* Start RECORDS FOR THIS EXERCISE *

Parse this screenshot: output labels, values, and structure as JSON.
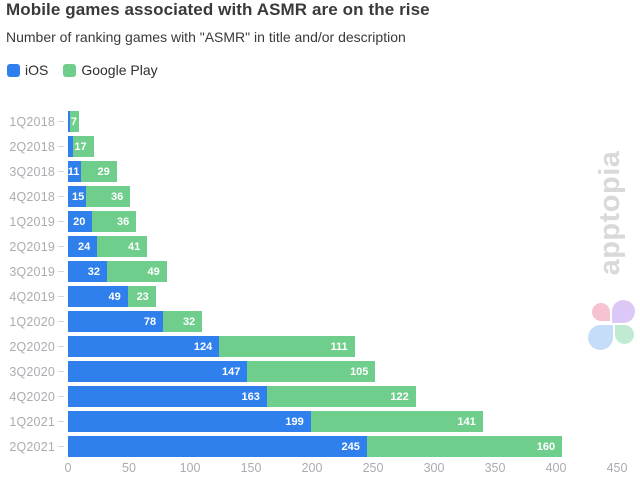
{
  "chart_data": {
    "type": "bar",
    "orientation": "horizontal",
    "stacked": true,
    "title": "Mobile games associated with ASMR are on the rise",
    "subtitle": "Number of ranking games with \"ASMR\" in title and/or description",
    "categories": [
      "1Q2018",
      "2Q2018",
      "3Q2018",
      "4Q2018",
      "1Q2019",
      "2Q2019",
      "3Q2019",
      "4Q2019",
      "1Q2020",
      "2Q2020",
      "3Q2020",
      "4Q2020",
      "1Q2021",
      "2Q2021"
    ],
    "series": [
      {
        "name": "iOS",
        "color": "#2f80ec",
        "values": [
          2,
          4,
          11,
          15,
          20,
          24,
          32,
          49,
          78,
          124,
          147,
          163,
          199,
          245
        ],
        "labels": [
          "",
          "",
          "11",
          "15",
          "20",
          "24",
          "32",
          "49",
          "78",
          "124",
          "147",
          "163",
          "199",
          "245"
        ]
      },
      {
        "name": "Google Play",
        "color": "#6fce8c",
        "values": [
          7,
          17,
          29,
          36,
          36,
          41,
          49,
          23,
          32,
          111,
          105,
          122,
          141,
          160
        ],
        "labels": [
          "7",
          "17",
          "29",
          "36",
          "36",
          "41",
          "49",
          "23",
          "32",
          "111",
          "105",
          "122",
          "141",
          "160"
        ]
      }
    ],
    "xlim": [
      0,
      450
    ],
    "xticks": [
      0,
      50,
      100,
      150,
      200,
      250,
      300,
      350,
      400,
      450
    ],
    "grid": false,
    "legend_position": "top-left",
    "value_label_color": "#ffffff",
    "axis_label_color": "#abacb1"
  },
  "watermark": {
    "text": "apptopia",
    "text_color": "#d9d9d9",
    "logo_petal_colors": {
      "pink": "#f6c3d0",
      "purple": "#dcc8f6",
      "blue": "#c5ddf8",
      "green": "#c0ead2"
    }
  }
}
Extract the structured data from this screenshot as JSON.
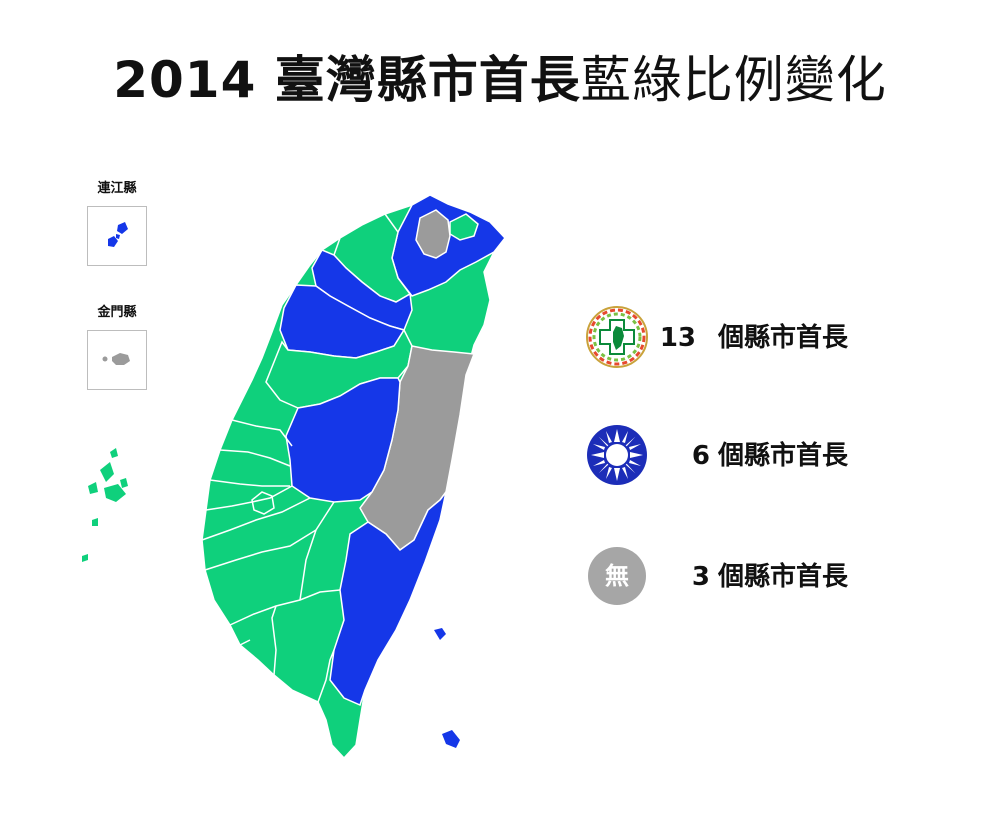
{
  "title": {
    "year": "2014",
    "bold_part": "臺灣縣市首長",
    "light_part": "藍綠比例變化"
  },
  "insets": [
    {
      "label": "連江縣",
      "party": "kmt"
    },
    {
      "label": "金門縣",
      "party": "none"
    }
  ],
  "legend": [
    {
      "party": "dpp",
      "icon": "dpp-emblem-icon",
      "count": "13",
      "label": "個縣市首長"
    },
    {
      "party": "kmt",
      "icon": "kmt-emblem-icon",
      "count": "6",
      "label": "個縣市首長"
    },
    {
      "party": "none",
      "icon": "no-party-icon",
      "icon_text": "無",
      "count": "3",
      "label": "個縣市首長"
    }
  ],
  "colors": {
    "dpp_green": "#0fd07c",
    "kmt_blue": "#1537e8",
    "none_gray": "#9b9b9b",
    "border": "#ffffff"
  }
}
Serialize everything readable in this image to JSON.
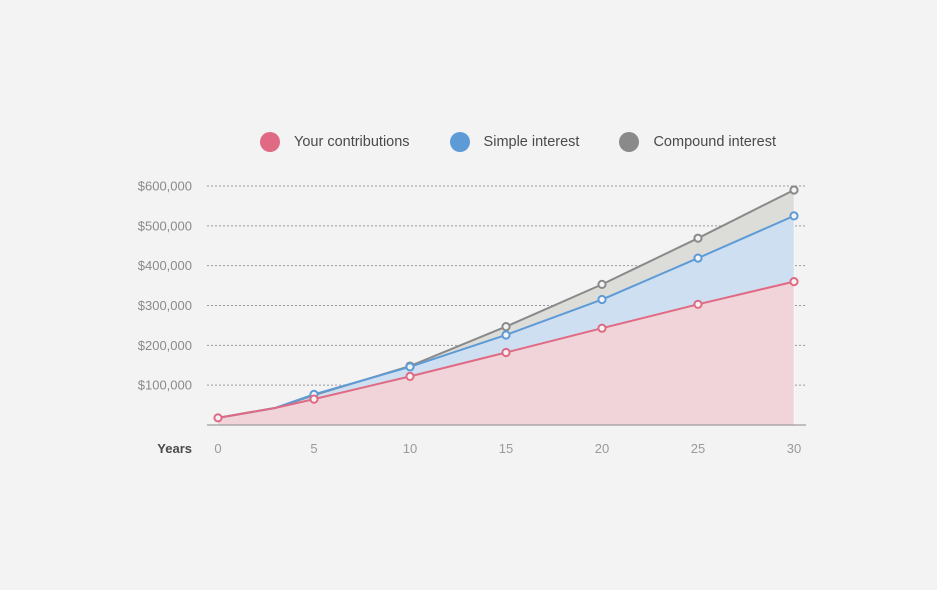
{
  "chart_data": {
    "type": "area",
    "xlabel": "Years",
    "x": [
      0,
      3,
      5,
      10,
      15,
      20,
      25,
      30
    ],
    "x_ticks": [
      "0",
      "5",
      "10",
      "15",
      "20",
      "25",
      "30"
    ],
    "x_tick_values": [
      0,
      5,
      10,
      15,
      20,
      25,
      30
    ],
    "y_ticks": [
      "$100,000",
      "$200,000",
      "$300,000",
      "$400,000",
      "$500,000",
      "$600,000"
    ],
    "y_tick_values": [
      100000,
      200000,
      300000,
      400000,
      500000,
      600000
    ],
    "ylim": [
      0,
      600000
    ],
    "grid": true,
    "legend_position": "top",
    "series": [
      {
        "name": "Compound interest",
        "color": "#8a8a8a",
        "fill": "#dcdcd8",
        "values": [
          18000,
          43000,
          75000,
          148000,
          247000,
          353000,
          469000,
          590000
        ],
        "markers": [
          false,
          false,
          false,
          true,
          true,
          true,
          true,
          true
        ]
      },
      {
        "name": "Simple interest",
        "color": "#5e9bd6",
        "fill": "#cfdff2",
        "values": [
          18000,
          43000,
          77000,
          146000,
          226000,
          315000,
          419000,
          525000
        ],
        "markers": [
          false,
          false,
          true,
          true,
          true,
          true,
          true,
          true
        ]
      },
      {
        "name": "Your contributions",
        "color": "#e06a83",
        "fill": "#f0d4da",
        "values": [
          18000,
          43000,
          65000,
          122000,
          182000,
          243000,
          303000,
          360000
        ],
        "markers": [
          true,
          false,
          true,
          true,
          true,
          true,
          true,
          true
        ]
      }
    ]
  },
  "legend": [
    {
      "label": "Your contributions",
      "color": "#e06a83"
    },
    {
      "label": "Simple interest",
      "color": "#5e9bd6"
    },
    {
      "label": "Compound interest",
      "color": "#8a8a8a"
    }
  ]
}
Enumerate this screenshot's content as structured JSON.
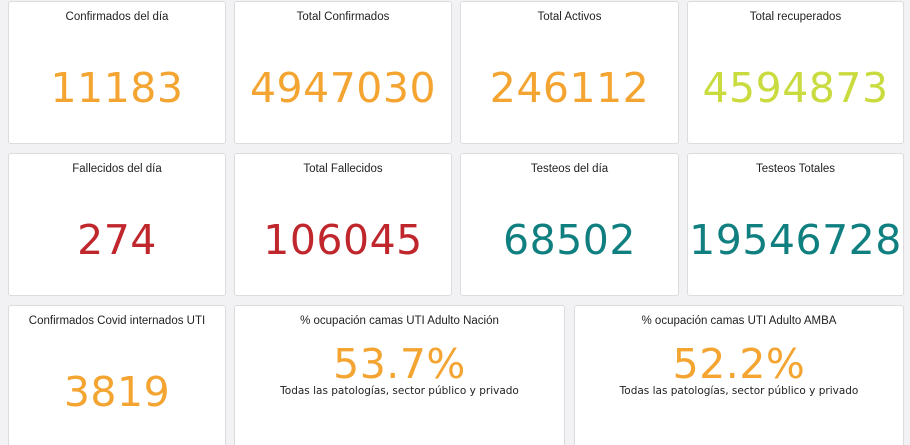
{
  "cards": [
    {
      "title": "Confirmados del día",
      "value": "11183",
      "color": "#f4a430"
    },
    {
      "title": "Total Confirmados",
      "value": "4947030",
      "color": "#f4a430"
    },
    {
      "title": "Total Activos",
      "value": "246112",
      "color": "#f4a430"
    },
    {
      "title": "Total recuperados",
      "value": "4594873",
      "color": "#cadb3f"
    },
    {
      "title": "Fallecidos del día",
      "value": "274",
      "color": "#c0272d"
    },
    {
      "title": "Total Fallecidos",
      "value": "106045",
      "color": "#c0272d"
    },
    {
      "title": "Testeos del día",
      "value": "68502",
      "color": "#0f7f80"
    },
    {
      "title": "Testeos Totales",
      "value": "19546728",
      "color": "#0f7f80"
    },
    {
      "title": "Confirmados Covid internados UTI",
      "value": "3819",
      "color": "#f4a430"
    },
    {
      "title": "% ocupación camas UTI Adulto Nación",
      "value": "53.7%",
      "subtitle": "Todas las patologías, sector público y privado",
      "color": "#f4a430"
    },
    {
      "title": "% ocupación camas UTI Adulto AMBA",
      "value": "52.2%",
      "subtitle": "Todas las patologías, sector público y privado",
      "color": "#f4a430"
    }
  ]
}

* End RECORDS FOR THIS EXERCISE *

## EXERCISE BRIEF:
Reproduce every line of the listing above in which the string "party" appears.

## EXERCISE ANSWER:
      "party": "kmt"
      "party": "none"
      "party": "dpp",
      "party": "kmt",
      "party": "none",
      "icon": "no-party-icon",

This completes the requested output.